ACTION ITEM A:
According to the passage on lubricating oil analysis, how thick is the oil film that the entire modern industry depends on?
ACTION ITEM B:
Render this sentence from the passage on lubricating oil analysis in Spanish: "The disappearance of this fluid protection will inevitably cause high friction and wear, which will soon lead to damage."
ACTION ITEM C:
Decide whether each statement agrees with the passage on lubricating oil analysis: (i) Tribological analysis of circulating oil is called one of the earliest and most effective technologies for preventing damage from the initial stages. (ii) The recommended partner is a simple laboratory. (iii) Observing the outside of a compressor reveals the care put into its routine operations.

TEXT SEGMENT:
From written experience, determined by the collaboration with the maintenance staff, we learn that a machine, regardless of its size, “speaks”, sending messages that are sometimes obvious, but often faint or difficult to recognize for those who do not have the appropriate equipment to understand them.

The plot of the story we are trying to grasp is woven with often fragmentary elements, relevant to different types of chemical and physical analysis. Simply observing the outside of a compressor, evaluating the condition of the environment in which it is located, the level of external cleaning, the absence of oil leaks, the efficiency of the suction filters and so on, we are able to understand the care put into its routine operations. In setting up an effective predictive program, we will proceed to gradually evaluate the subsequent levels of reliability of the system: performance testing, tribological analysis of lubricants, vibration or spectrum analysis, thermographs. All this with the goal of evaluating the residual “lubricity” of the oil load, as well as the efficiency and reliability of the machine.

The facts show that, among the different diagnostic technologies, one of the earliest and most effective to prevent damage from the initial stages is certainly the tribological analysis of circulating oil. The main aspects to be evaluated in order to set up a correct predictive program are many and not always easy to manage for the layman.

It is therefore necessary to find a partner that is reliable and competent in the field, not a simple laboratory, with which to create a project to prevent damage by educating operators, sensitizing them to the main issues of trichology, lubrication, sampling… In order to fully evaluate the importance of lubricant check-ups, we must start from the assumption that: “The entire modern industry depends on an oil film no thicker than 10 μm, roughly comparable to the diameter of a human red blood cell!”. The disappearance of this fluid protection will inevitably cause high friction and wear, which will soon lead to damage.

Document structure recognition data:
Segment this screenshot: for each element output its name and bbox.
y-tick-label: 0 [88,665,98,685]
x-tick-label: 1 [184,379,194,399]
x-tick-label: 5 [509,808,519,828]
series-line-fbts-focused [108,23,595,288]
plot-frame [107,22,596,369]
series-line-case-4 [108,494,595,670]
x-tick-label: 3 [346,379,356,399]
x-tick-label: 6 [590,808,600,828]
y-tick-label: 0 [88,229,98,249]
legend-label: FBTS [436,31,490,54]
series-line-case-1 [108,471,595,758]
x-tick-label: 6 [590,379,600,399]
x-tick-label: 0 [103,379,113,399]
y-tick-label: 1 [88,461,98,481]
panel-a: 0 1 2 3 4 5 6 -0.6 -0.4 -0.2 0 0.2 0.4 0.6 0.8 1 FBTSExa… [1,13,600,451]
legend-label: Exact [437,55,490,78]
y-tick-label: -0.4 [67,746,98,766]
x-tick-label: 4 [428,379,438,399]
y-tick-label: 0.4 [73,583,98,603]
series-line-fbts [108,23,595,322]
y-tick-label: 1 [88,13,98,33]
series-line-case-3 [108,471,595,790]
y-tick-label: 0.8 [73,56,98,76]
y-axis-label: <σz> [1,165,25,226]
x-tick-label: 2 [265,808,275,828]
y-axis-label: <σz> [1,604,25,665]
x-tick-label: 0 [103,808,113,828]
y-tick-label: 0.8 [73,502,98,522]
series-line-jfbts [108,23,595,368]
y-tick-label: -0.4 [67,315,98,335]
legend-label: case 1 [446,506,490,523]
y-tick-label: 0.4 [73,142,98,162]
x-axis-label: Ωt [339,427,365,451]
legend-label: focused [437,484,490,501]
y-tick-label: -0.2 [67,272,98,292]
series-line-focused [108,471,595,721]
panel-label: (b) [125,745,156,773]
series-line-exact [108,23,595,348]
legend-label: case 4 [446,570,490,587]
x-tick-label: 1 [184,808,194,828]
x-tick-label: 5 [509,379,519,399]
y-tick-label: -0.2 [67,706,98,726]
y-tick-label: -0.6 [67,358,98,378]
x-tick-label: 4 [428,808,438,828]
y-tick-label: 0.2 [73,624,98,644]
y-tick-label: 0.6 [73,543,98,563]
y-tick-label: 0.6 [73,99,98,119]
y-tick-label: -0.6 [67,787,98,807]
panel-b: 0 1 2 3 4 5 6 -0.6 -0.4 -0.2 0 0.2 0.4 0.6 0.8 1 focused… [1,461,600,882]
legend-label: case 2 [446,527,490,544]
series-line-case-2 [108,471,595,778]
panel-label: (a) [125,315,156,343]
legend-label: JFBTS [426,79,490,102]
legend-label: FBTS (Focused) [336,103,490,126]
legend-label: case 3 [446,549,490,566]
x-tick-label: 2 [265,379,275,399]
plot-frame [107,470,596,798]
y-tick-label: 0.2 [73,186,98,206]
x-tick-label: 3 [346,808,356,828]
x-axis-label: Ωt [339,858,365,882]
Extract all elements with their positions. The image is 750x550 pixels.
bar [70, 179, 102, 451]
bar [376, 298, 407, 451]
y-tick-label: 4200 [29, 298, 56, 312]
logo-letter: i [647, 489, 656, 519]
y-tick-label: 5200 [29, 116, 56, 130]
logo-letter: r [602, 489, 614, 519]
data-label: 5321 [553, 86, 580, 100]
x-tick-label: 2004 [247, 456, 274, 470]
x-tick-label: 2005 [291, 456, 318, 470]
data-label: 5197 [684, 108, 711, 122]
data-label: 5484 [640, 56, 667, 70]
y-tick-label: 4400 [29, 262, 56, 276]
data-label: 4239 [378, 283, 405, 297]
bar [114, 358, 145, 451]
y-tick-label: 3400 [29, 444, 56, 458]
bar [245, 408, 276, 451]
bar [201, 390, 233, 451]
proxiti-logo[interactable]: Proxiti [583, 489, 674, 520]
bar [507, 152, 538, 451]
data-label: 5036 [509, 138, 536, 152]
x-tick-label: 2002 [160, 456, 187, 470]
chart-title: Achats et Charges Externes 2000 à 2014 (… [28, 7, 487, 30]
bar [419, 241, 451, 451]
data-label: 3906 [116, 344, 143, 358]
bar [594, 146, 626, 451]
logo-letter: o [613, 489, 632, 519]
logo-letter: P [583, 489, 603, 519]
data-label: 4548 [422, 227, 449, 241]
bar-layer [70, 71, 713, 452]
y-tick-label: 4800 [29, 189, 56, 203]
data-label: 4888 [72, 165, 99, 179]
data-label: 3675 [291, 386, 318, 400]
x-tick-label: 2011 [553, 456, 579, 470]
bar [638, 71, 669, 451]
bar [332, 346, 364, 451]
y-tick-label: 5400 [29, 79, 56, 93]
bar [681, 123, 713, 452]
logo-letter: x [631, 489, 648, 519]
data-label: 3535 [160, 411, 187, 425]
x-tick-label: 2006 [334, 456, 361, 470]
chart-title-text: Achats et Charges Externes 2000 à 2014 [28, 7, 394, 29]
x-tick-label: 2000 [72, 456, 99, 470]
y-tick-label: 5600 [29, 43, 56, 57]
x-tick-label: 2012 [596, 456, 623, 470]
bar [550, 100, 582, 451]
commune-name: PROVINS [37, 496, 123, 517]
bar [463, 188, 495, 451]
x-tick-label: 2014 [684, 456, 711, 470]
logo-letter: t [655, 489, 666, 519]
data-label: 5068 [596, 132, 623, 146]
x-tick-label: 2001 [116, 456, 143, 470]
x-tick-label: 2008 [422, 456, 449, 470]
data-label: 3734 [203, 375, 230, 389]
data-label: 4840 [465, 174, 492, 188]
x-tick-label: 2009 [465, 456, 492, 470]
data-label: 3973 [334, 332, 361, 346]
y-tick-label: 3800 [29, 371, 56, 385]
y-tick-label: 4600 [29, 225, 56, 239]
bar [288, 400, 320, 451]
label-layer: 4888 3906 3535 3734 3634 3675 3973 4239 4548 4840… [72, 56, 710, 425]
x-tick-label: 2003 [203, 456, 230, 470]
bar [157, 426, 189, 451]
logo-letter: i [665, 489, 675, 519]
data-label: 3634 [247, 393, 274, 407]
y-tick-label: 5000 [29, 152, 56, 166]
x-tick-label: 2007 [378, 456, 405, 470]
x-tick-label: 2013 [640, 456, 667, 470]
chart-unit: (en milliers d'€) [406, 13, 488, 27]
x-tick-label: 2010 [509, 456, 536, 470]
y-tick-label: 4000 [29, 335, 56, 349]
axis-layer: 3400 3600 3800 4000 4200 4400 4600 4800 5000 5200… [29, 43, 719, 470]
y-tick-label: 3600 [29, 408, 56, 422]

TASK RESPONSE A:
No thicker than 10 μm, roughly comparable to the diameter of a human red blood cell.

TASK RESPONSE B:
La desaparición de esta protección fluida provocará inevitablemente una gran fricción y desgaste, que pronto conducirán a daños.

TASK RESPONSE C:
(i) Yes: "one of the earliest and most effective to prevent damage from the initial stages is certainly the tribological analysis of circulating oil"
(ii) No: "a partner that is reliable and competent in the field, not a simple laboratory"
(iii) Yes: "we are able to understand the care put into its routine operations"